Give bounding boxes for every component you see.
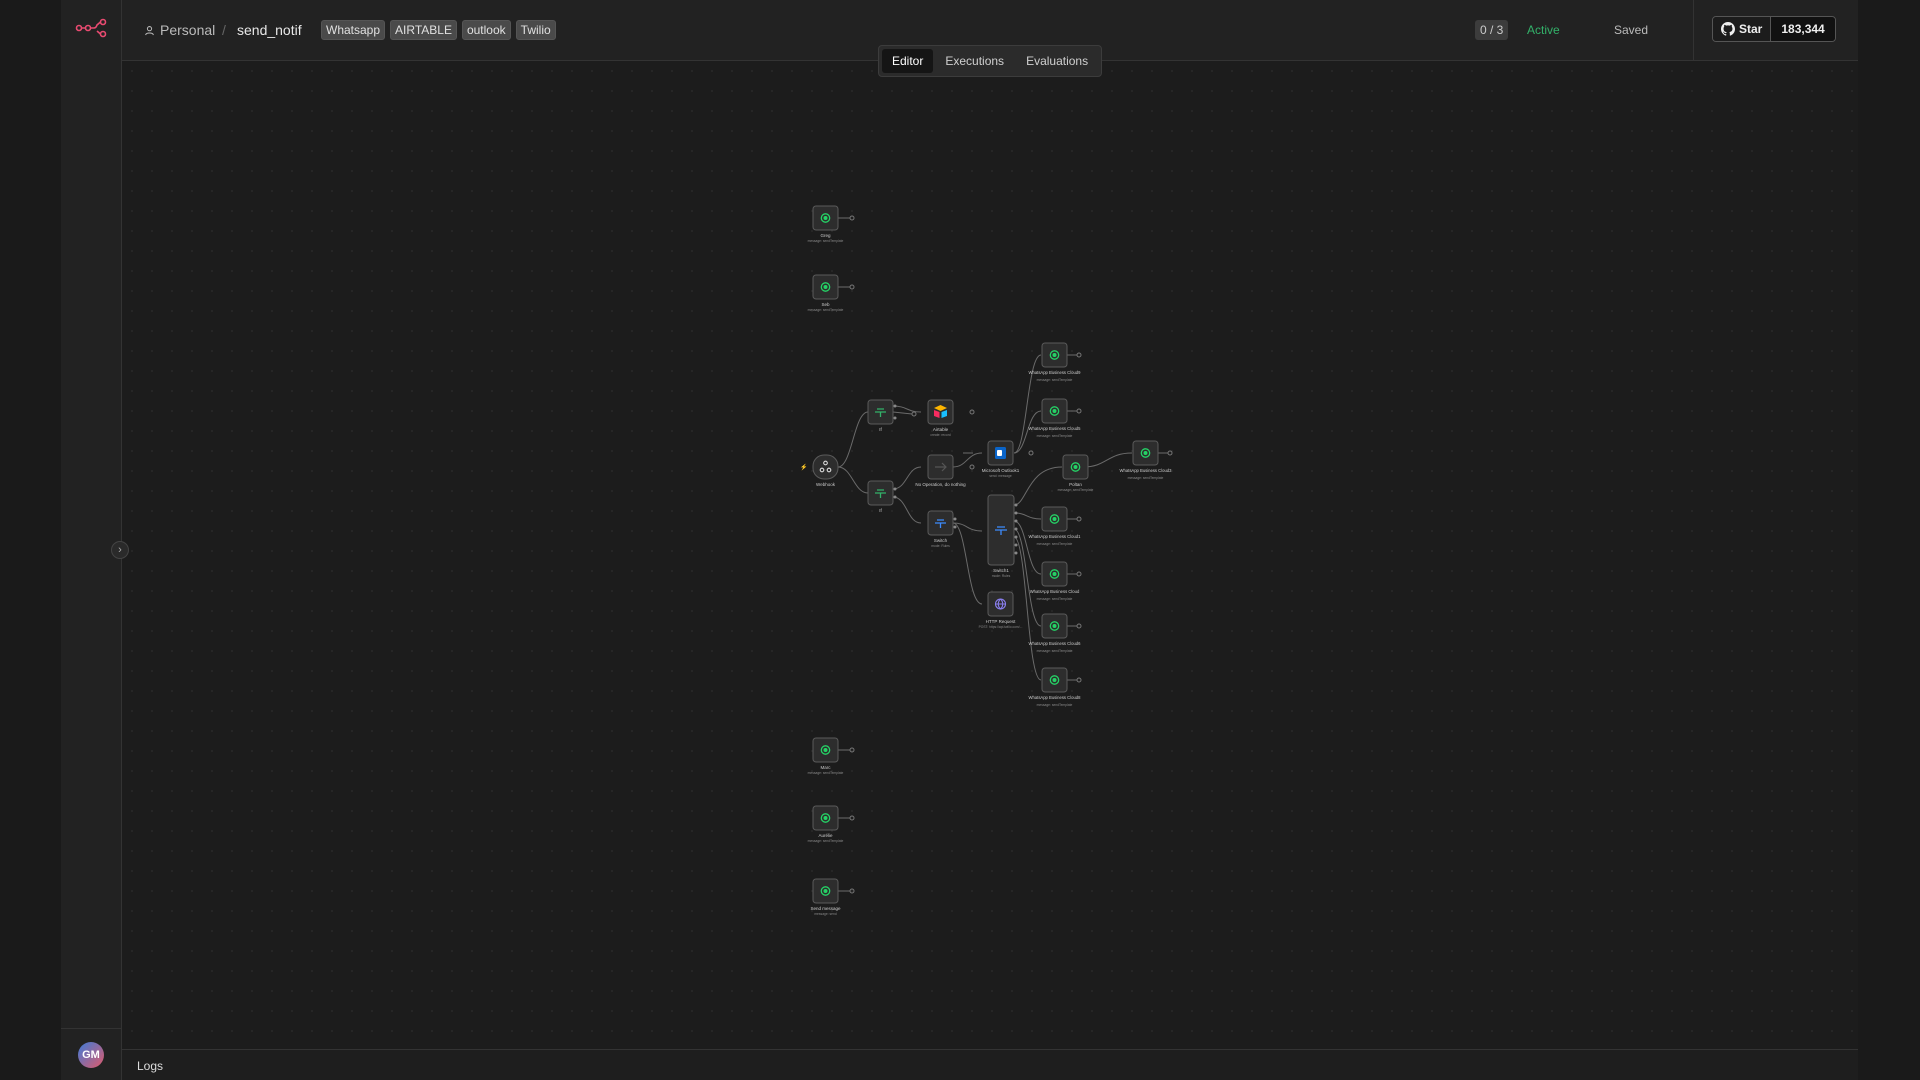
- sidebar-divider: [61, 1028, 122, 1029]
- node-subtitle: message: sendTemplate: [1037, 434, 1073, 438]
- node-title: Seb: [821, 302, 830, 307]
- node-whatsapp-cloud-3[interactable]: WhatsApp Business Cloud3 message: sendTe…: [1120, 440, 1173, 480]
- node-if-1[interactable]: If: [867, 399, 917, 432]
- breadcrumb-project[interactable]: Personal: [144, 22, 215, 38]
- outlook-icon: [995, 447, 1006, 459]
- header-divider: [1693, 0, 1694, 61]
- node-title: WhatsApp Business Cloud3: [1120, 468, 1173, 473]
- view-tabs: Editor Executions Evaluations: [878, 45, 1103, 77]
- node-subtitle: message: sendTemplate: [808, 839, 844, 843]
- tab-evaluations[interactable]: Evaluations: [1016, 49, 1098, 73]
- tag-whatsapp[interactable]: Whatsapp: [321, 20, 386, 40]
- node-title: Poltan: [1069, 482, 1082, 487]
- node-title: If: [879, 427, 882, 432]
- node-webhook[interactable]: ⚡ Webhook: [800, 454, 839, 487]
- node-title: Marc: [821, 765, 832, 770]
- node-subtitle: message: sendTemplate: [1037, 542, 1073, 546]
- node-title: If: [879, 508, 882, 513]
- tab-editor[interactable]: Editor: [882, 49, 934, 73]
- tag-airtable[interactable]: AIRTABLE: [390, 20, 457, 40]
- logs-panel[interactable]: Logs: [122, 1049, 1858, 1080]
- node-title: Microsoft Outlook1: [982, 468, 1020, 473]
- evaluation-counter: 0 / 3: [1475, 20, 1509, 40]
- node-subtitle: message: sendTemplate: [1128, 476, 1164, 480]
- github-icon: [1721, 22, 1735, 36]
- node-title: WhatsApp Business Cloud8: [1029, 695, 1082, 700]
- node-subtitle: message: sendTemplate: [1037, 649, 1073, 653]
- node-microsoft-outlook[interactable]: Microsoft Outlook1 send: message: [982, 440, 1034, 478]
- node-http-request[interactable]: HTTP Request POST: https://api.twilio.co…: [979, 591, 1023, 629]
- node-title: Switch: [934, 538, 948, 543]
- node-subtitle: create: record: [930, 433, 951, 437]
- expand-sidebar-button[interactable]: ›: [111, 541, 129, 559]
- node-subtitle: send: message: [989, 474, 1012, 478]
- node-subtitle: message: sendTemplate: [1037, 703, 1073, 707]
- node-aurelie[interactable]: Aurélie message: sendTemplate: [808, 805, 855, 843]
- node-send-message[interactable]: Send message message: send: [810, 878, 855, 916]
- github-star-widget: Star 183,344: [1712, 16, 1836, 42]
- logs-label: Logs: [137, 1059, 164, 1073]
- node-subtitle: message: sendTemplate: [808, 239, 844, 243]
- right-margin: [1858, 0, 1920, 1080]
- node-switch[interactable]: Switch mode: Rules: [927, 510, 957, 548]
- left-margin: [0, 0, 61, 1080]
- node-title: HTTP Request: [986, 619, 1016, 624]
- workflow-graph: Greg message: sendTemplate Seb message: …: [800, 205, 1173, 916]
- github-star-count[interactable]: 183,344: [1771, 17, 1835, 41]
- node-subtitle: mode: Rules: [992, 574, 1011, 578]
- node-subtitle: message: send: [814, 912, 837, 916]
- node-whatsapp-cloud-9[interactable]: WhatsApp Business Cloud9 message: sendTe…: [1029, 342, 1082, 382]
- node-title: No Operation, do nothing: [915, 482, 966, 487]
- node-title: WhatsApp Business Cloud6: [1029, 641, 1082, 646]
- node-title: Send message: [810, 906, 841, 911]
- node-title: WhatsApp Business Cloud1: [1029, 534, 1082, 539]
- tag-outlook[interactable]: outlook: [461, 20, 511, 40]
- node-switch-1[interactable]: Switch1 mode: Rules: [987, 494, 1018, 578]
- node-whatsapp-cloud-6[interactable]: WhatsApp Business Cloud6 message: sendTe…: [1029, 613, 1082, 653]
- node-title: WhatsApp Business Cloud: [1030, 589, 1080, 594]
- node-subtitle: message: sendTemplate: [808, 771, 844, 775]
- workflow-canvas[interactable]: Greg message: sendTemplate Seb message: …: [122, 61, 1858, 1049]
- tab-executions[interactable]: Executions: [935, 49, 1014, 73]
- node-greg[interactable]: Greg message: sendTemplate: [808, 205, 855, 243]
- node-title: WhatsApp Business Cloud5: [1029, 426, 1082, 431]
- node-title: Airtable: [933, 427, 949, 432]
- node-poltan[interactable]: Poltan message: sendTemplate: [1058, 454, 1094, 492]
- node-whatsapp-cloud-5[interactable]: WhatsApp Business Cloud5 message: sendTe…: [1029, 398, 1082, 438]
- node-airtable[interactable]: Airtable create: record: [927, 399, 975, 437]
- tag-twilio[interactable]: Twilio: [515, 20, 556, 40]
- chevron-right-icon: ›: [118, 544, 122, 556]
- node-subtitle: POST: https://api.twilio.com/...: [979, 625, 1023, 629]
- main-sidebar: GM: [61, 0, 122, 1080]
- workflow-name[interactable]: send_notif: [237, 22, 302, 38]
- active-status[interactable]: Active: [1527, 23, 1560, 37]
- node-title: Aurélie: [818, 833, 833, 838]
- node-title: WhatsApp Business Cloud9: [1029, 370, 1082, 375]
- n8n-logo-icon[interactable]: [75, 18, 107, 38]
- user-avatar[interactable]: GM: [78, 1042, 104, 1068]
- node-whatsapp-cloud-1[interactable]: WhatsApp Business Cloud1 message: sendTe…: [1029, 506, 1082, 546]
- node-seb[interactable]: Seb message: sendTemplate: [808, 274, 855, 312]
- github-star-button[interactable]: Star: [1713, 17, 1772, 41]
- breadcrumb-separator: /: [222, 22, 226, 38]
- node-subtitle: message: sendTemplate: [808, 308, 844, 312]
- github-star-label: Star: [1739, 22, 1763, 36]
- node-subtitle: mode: Rules: [931, 544, 950, 548]
- node-title: Switch1: [993, 568, 1009, 573]
- node-subtitle: message: sendTemplate: [1037, 378, 1073, 382]
- node-marc[interactable]: Marc message: sendTemplate: [808, 737, 855, 775]
- save-status: Saved: [1614, 23, 1649, 37]
- node-subtitle: message: sendTemplate: [1037, 597, 1073, 601]
- node-if-2[interactable]: If: [867, 480, 897, 513]
- node-subtitle: message: sendTemplate: [1058, 488, 1094, 492]
- user-icon: [145, 25, 154, 35]
- node-whatsapp-cloud[interactable]: WhatsApp Business Cloud message: sendTem…: [1030, 561, 1082, 601]
- node-title: Greg: [820, 233, 831, 238]
- project-name: Personal: [160, 22, 216, 38]
- node-no-operation[interactable]: No Operation, do nothing: [915, 454, 975, 487]
- trigger-bolt-icon: ⚡: [800, 463, 807, 471]
- workflow-tags: Whatsapp AIRTABLE outlook Twilio: [321, 20, 556, 40]
- node-title: Webhook: [816, 482, 836, 487]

- - -

*What this task involves*: Lay out as a numbered list the entries from the line with "- sidebar-divider: [61, 1028, 122, 1029]" to the line with "- node-subtitle: message: sendTemplate: [808, 239, 844, 243]", including both of those lines and omitting any blank lines.

*Complete answer*:
1. - sidebar-divider: [61, 1028, 122, 1029]
2. - node-subtitle: message: sendTemplate: [1037, 434, 1073, 438]
3. - node-title: Seb: [821, 302, 830, 307]
4. - node-whatsapp-cloud-3[interactable]: WhatsApp Business Cloud3 message: sendTe…: [1120, 440, 1173, 480]
5. - node-if-1[interactable]: If: [867, 399, 917, 432]
6. - breadcrumb-project[interactable]: Personal: [144, 22, 215, 38]
7. - outlook-icon: [995, 447, 1006, 459]
8. - header-divider: [1693, 0, 1694, 61]
9. - node-title: WhatsApp Business Cloud3: [1120, 468, 1173, 473]
10. - view-tabs: Editor Executions Evaluations: [878, 45, 1103, 77]
11. - node-subtitle: message: sendTemplate: [808, 839, 844, 843]
12. - tab-evaluations[interactable]: Evaluations: [1016, 49, 1098, 73]
13. - tag-whatsapp[interactable]: Whatsapp: [321, 20, 386, 40]
14. - node-title: Poltan: [1069, 482, 1082, 487]
15. - node-title: If: [879, 427, 882, 432]
16. - node-webhook[interactable]: ⚡ Webhook: [800, 454, 839, 487]
17. - node-title: Marc: [821, 765, 832, 770]
18. - node-subtitle: message: sendTemplate: [1037, 542, 1073, 546]
19. - node-title: If: [879, 508, 882, 513]
20. - tab-editor[interactable]: Editor: [882, 49, 934, 73]
21. - tag-airtable[interactable]: AIRTABLE: [390, 20, 457, 40]
22. - logs-panel[interactable]: Logs: [122, 1049, 1858, 1080]
23. - node-title: Microsoft Outlook1: [982, 468, 1020, 473]
24. - evaluation-counter: 0 / 3: [1475, 20, 1509, 40]
25. - node-subtitle: message: sendTemplate: [1128, 476, 1164, 480]
26. - github-icon: [1721, 22, 1735, 36]
27. - node-title: WhatsApp Business Cloud8: [1029, 695, 1082, 700]
28. - node-subtitle: message: sendTemplate: [1037, 649, 1073, 653]
29. - node-microsoft-outlook[interactable]: Microsoft Outlook1 send: message: [982, 440, 1034, 478]
30. - node-http-request[interactable]: HTTP Request POST: https://api.twilio.co…: [979, 591, 1023, 629]
31. - node-title: Switch: [934, 538, 948, 543]
32. - node-subtitle: create: record: [930, 433, 951, 437]
33. - expand-sidebar-button[interactable]: ›: [111, 541, 129, 559]
34. - node-subtitle: send: message: [989, 474, 1012, 478]
35. - node-subtitle: message: sendTemplate: [1037, 703, 1073, 707]
36. - node-aurelie[interactable]: Aurélie message: sendTemplate: [808, 805, 855, 843]
37. - node-send-message[interactable]: Send message message: send: [810, 878, 855, 916]
38. - github-star-widget: Star 183,344: [1712, 16, 1836, 42]
39. - logs-label: Logs: [137, 1059, 164, 1073]
40. - node-subtitle: message: sendTemplate: [808, 239, 844, 243]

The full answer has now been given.